## DIRECTION
Write out the entries verbatim and leave the images out of the copy.

## GIVEN DATA
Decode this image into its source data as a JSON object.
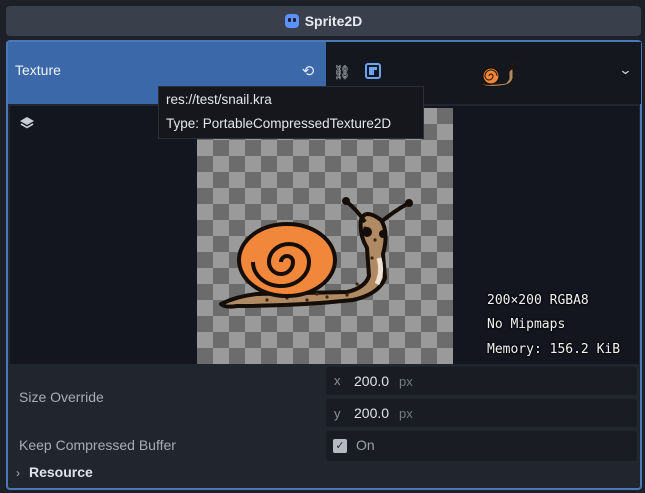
{
  "header": {
    "title": "Sprite2D",
    "icon": "sprite2d-icon"
  },
  "texture_property": {
    "label": "Texture",
    "revert_icon": "revert-icon",
    "link_icon": "link-icon",
    "compress_icon": "compressed-texture-icon",
    "dropdown_icon": "chevron-down-icon"
  },
  "tooltip": {
    "path": "res://test/snail.kra",
    "type": "Type: PortableCompressedTexture2D"
  },
  "preview": {
    "layers_icon": "layers-icon",
    "info": [
      "200×200 RGBA8",
      "No Mipmaps",
      "Memory: 156.2 KiB"
    ]
  },
  "size_override": {
    "label": "Size Override",
    "x_axis": "x",
    "x_value": "200.0",
    "x_unit": "px",
    "y_axis": "y",
    "y_value": "200.0",
    "y_unit": "px"
  },
  "keep_compressed": {
    "label": "Keep Compressed Buffer",
    "checked": true,
    "value_text": "On"
  },
  "resource": {
    "label": "Resource",
    "expand_icon": "chevron-right-icon"
  },
  "colors": {
    "accent": "#3b68a8",
    "panel_border": "#4b78b9",
    "snail_shell": "#f0873a",
    "snail_body": "#b08a63"
  }
}
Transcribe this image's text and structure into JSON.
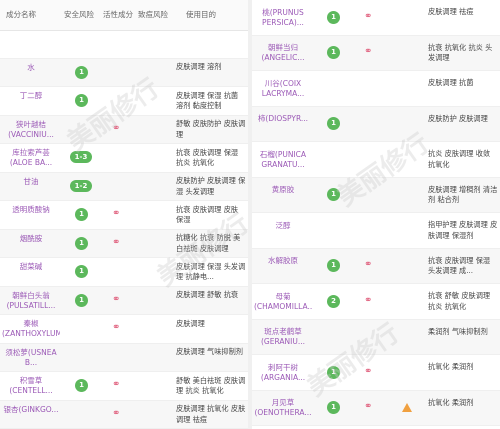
{
  "headers": {
    "name": "成分名称",
    "safety": "安全风险",
    "active": "活性成分",
    "acne": "致痘风险",
    "purpose": "使用目的"
  },
  "watermark": "美丽修行",
  "left_rows": [
    {
      "name": "",
      "safety": "",
      "active": false,
      "acne": false,
      "purpose": ""
    },
    {
      "name": "水",
      "safety": "1",
      "active": false,
      "acne": false,
      "purpose": "皮肤调理 溶剂"
    },
    {
      "name": "丁二醇",
      "safety": "1",
      "active": false,
      "acne": false,
      "purpose": "皮肤调理 保湿 抗菌 溶剂 黏度控制"
    },
    {
      "name": "狭叶越桔(VACCINIU...",
      "safety": "",
      "active": true,
      "acne": false,
      "purpose": "舒敏 皮肤防护 皮肤调理"
    },
    {
      "name": "库拉索芦荟(ALOE BA...",
      "safety": "1-3",
      "active": false,
      "acne": false,
      "purpose": "抗衰 皮肤调理 保湿 抗炎 抗氧化"
    },
    {
      "name": "甘油",
      "safety": "1-2",
      "active": false,
      "acne": false,
      "purpose": "皮肤防护 皮肤调理 保湿 头发调理"
    },
    {
      "name": "透明质酸钠",
      "safety": "1",
      "active": true,
      "acne": false,
      "purpose": "抗衰 皮肤调理 皮肤 保湿"
    },
    {
      "name": "烟酰胺",
      "safety": "1",
      "active": true,
      "acne": false,
      "purpose": "抗糖化 抗衰 防脱 美白祛斑 皮肤调理"
    },
    {
      "name": "甜菜碱",
      "safety": "1",
      "active": false,
      "acne": false,
      "purpose": "皮肤调理 保湿 头发调理 抗静电..."
    },
    {
      "name": "朝鲜白头翁(PULSATILL...",
      "safety": "1",
      "active": true,
      "acne": false,
      "purpose": "皮肤调理 舒敏 抗衰"
    },
    {
      "name": "秦椒(ZANTHOXYLUM...",
      "safety": "",
      "active": true,
      "acne": false,
      "purpose": "皮肤调理"
    },
    {
      "name": "须松萝(USNEA B...",
      "safety": "",
      "active": false,
      "acne": false,
      "purpose": "皮肤调理 气味抑制剂"
    },
    {
      "name": "积雪草(CENTELL...",
      "safety": "1",
      "active": true,
      "acne": false,
      "purpose": "舒敏 美白祛斑 皮肤调理 抗炎 抗氧化"
    },
    {
      "name": "银杏(GINKGO...",
      "safety": "",
      "active": true,
      "acne": false,
      "purpose": "皮肤调理 抗氧化 皮肤调理 祛痘"
    }
  ],
  "right_rows": [
    {
      "name": "桃(PRUNUS PERSICA)...",
      "safety": "1",
      "active": true,
      "acne": false,
      "purpose": "皮肤调理 祛痘"
    },
    {
      "name": "朝鲜当归(ANGELIC...",
      "safety": "1",
      "active": true,
      "acne": false,
      "purpose": "抗衰 抗氧化 抗炎 头发调理"
    },
    {
      "name": "川谷(COIX LACRYMA...",
      "safety": "",
      "active": false,
      "acne": false,
      "purpose": "皮肤调理 抗菌"
    },
    {
      "name": "柿(DIOSPYR...",
      "safety": "1",
      "active": false,
      "acne": false,
      "purpose": "皮肤防护 皮肤调理"
    },
    {
      "name": "石榴(PUNICA GRANATU...",
      "safety": "",
      "active": false,
      "acne": false,
      "purpose": "抗炎 皮肤调理 收敛 抗氧化"
    },
    {
      "name": "黄原胶",
      "safety": "1",
      "active": false,
      "acne": false,
      "purpose": "皮肤调理 增稠剂 清洁剂 粘合剂"
    },
    {
      "name": "泛醇",
      "safety": "",
      "active": false,
      "acne": false,
      "purpose": "指甲护理 皮肤调理 皮肤调理 保湿剂"
    },
    {
      "name": "水解胶原",
      "safety": "1",
      "active": true,
      "acne": false,
      "purpose": "抗衰 皮肤调理 保湿 头发调理 成..."
    },
    {
      "name": "母菊(CHAMOMILLA...",
      "safety": "2",
      "active": true,
      "acne": false,
      "purpose": "抗衰 舒敏 皮肤调理 抗炎 抗氧化"
    },
    {
      "name": "斑点老鹳草(GERANIU...",
      "safety": "",
      "active": false,
      "acne": false,
      "purpose": "柔润剂 气味抑制剂"
    },
    {
      "name": "刺阿干树(ARGANIA...",
      "safety": "1",
      "active": true,
      "acne": false,
      "purpose": "抗氧化 柔润剂"
    },
    {
      "name": "月见草(OENOTHERA...",
      "safety": "1",
      "active": true,
      "acne": true,
      "purpose": "抗氧化 柔润剂"
    }
  ]
}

## FULL OUTPUT
Decode this image into its source data as a JSON object.
{
  "header": {
    "title": "Sprite2D",
    "icon": "sprite2d-icon"
  },
  "texture_property": {
    "label": "Texture",
    "revert_icon": "revert-icon",
    "link_icon": "link-icon",
    "compress_icon": "compressed-texture-icon",
    "dropdown_icon": "chevron-down-icon"
  },
  "tooltip": {
    "path": "res://test/snail.kra",
    "type": "Type: PortableCompressedTexture2D"
  },
  "preview": {
    "layers_icon": "layers-icon",
    "info": [
      "200×200 RGBA8",
      "No Mipmaps",
      "Memory: 156.2 KiB"
    ]
  },
  "size_override": {
    "label": "Size Override",
    "x_axis": "x",
    "x_value": "200.0",
    "x_unit": "px",
    "y_axis": "y",
    "y_value": "200.0",
    "y_unit": "px"
  },
  "keep_compressed": {
    "label": "Keep Compressed Buffer",
    "checked": true,
    "value_text": "On"
  },
  "resource": {
    "label": "Resource",
    "expand_icon": "chevron-right-icon"
  },
  "colors": {
    "accent": "#3b68a8",
    "panel_border": "#4b78b9",
    "snail_shell": "#f0873a",
    "snail_body": "#b08a63"
  }
}
Transcribe this image's text and structure into JSON.
{
  "headers": {
    "name": "成分名称",
    "safety": "安全风险",
    "active": "活性成分",
    "acne": "致痘风险",
    "purpose": "使用目的"
  },
  "watermark": "美丽修行",
  "left_rows": [
    {
      "name": "",
      "safety": "",
      "active": false,
      "acne": false,
      "purpose": ""
    },
    {
      "name": "水",
      "safety": "1",
      "active": false,
      "acne": false,
      "purpose": "皮肤调理 溶剂"
    },
    {
      "name": "丁二醇",
      "safety": "1",
      "active": false,
      "acne": false,
      "purpose": "皮肤调理 保湿 抗菌 溶剂 黏度控制"
    },
    {
      "name": "狭叶越桔(VACCINIU...",
      "safety": "",
      "active": true,
      "acne": false,
      "purpose": "舒敏 皮肤防护 皮肤调理"
    },
    {
      "name": "库拉索芦荟(ALOE BA...",
      "safety": "1-3",
      "active": false,
      "acne": false,
      "purpose": "抗衰 皮肤调理 保湿 抗炎 抗氧化"
    },
    {
      "name": "甘油",
      "safety": "1-2",
      "active": false,
      "acne": false,
      "purpose": "皮肤防护 皮肤调理 保湿 头发调理"
    },
    {
      "name": "透明质酸钠",
      "safety": "1",
      "active": true,
      "acne": false,
      "purpose": "抗衰 皮肤调理 皮肤 保湿"
    },
    {
      "name": "烟酰胺",
      "safety": "1",
      "active": true,
      "acne": false,
      "purpose": "抗糖化 抗衰 防脱 美白祛斑 皮肤调理"
    },
    {
      "name": "甜菜碱",
      "safety": "1",
      "active": false,
      "acne": false,
      "purpose": "皮肤调理 保湿 头发调理 抗静电..."
    },
    {
      "name": "朝鲜白头翁(PULSATILL...",
      "safety": "1",
      "active": true,
      "acne": false,
      "purpose": "皮肤调理 舒敏 抗衰"
    },
    {
      "name": "秦椒(ZANTHOXYLUM...",
      "safety": "",
      "active": true,
      "acne": false,
      "purpose": "皮肤调理"
    },
    {
      "name": "须松萝(USNEA B...",
      "safety": "",
      "active": false,
      "acne": false,
      "purpose": "皮肤调理 气味抑制剂"
    },
    {
      "name": "积雪草(CENTELL...",
      "safety": "1",
      "active": true,
      "acne": false,
      "purpose": "舒敏 美白祛斑 皮肤调理 抗炎 抗氧化"
    },
    {
      "name": "银杏(GINKGO...",
      "safety": "",
      "active": true,
      "acne": false,
      "purpose": "皮肤调理 抗氧化 皮肤调理 祛痘"
    }
  ],
  "right_rows": [
    {
      "name": "桃(PRUNUS PERSICA)...",
      "safety": "1",
      "active": true,
      "acne": false,
      "purpose": "皮肤调理 祛痘"
    },
    {
      "name": "朝鲜当归(ANGELIC...",
      "safety": "1",
      "active": true,
      "acne": false,
      "purpose": "抗衰 抗氧化 抗炎 头发调理"
    },
    {
      "name": "川谷(COIX LACRYMA...",
      "safety": "",
      "active": false,
      "acne": false,
      "purpose": "皮肤调理 抗菌"
    },
    {
      "name": "柿(DIOSPYR...",
      "safety": "1",
      "active": false,
      "acne": false,
      "purpose": "皮肤防护 皮肤调理"
    },
    {
      "name": "石榴(PUNICA GRANATU...",
      "safety": "",
      "active": false,
      "acne": false,
      "purpose": "抗炎 皮肤调理 收敛 抗氧化"
    },
    {
      "name": "黄原胶",
      "safety": "1",
      "active": false,
      "acne": false,
      "purpose": "皮肤调理 增稠剂 清洁剂 粘合剂"
    },
    {
      "name": "泛醇",
      "safety": "",
      "active": false,
      "acne": false,
      "purpose": "指甲护理 皮肤调理 皮肤调理 保湿剂"
    },
    {
      "name": "水解胶原",
      "safety": "1",
      "active": true,
      "acne": false,
      "purpose": "抗衰 皮肤调理 保湿 头发调理 成..."
    },
    {
      "name": "母菊(CHAMOMILLA...",
      "safety": "2",
      "active": true,
      "acne": false,
      "purpose": "抗衰 舒敏 皮肤调理 抗炎 抗氧化"
    },
    {
      "name": "斑点老鹳草(GERANIU...",
      "safety": "",
      "active": false,
      "acne": false,
      "purpose": "柔润剂 气味抑制剂"
    },
    {
      "name": "刺阿干树(ARGANIA...",
      "safety": "1",
      "active": true,
      "acne": false,
      "purpose": "抗氧化 柔润剂"
    },
    {
      "name": "月见草(OENOTHERA...",
      "safety": "1",
      "active": true,
      "acne": true,
      "purpose": "抗氧化 柔润剂"
    }
  ]
}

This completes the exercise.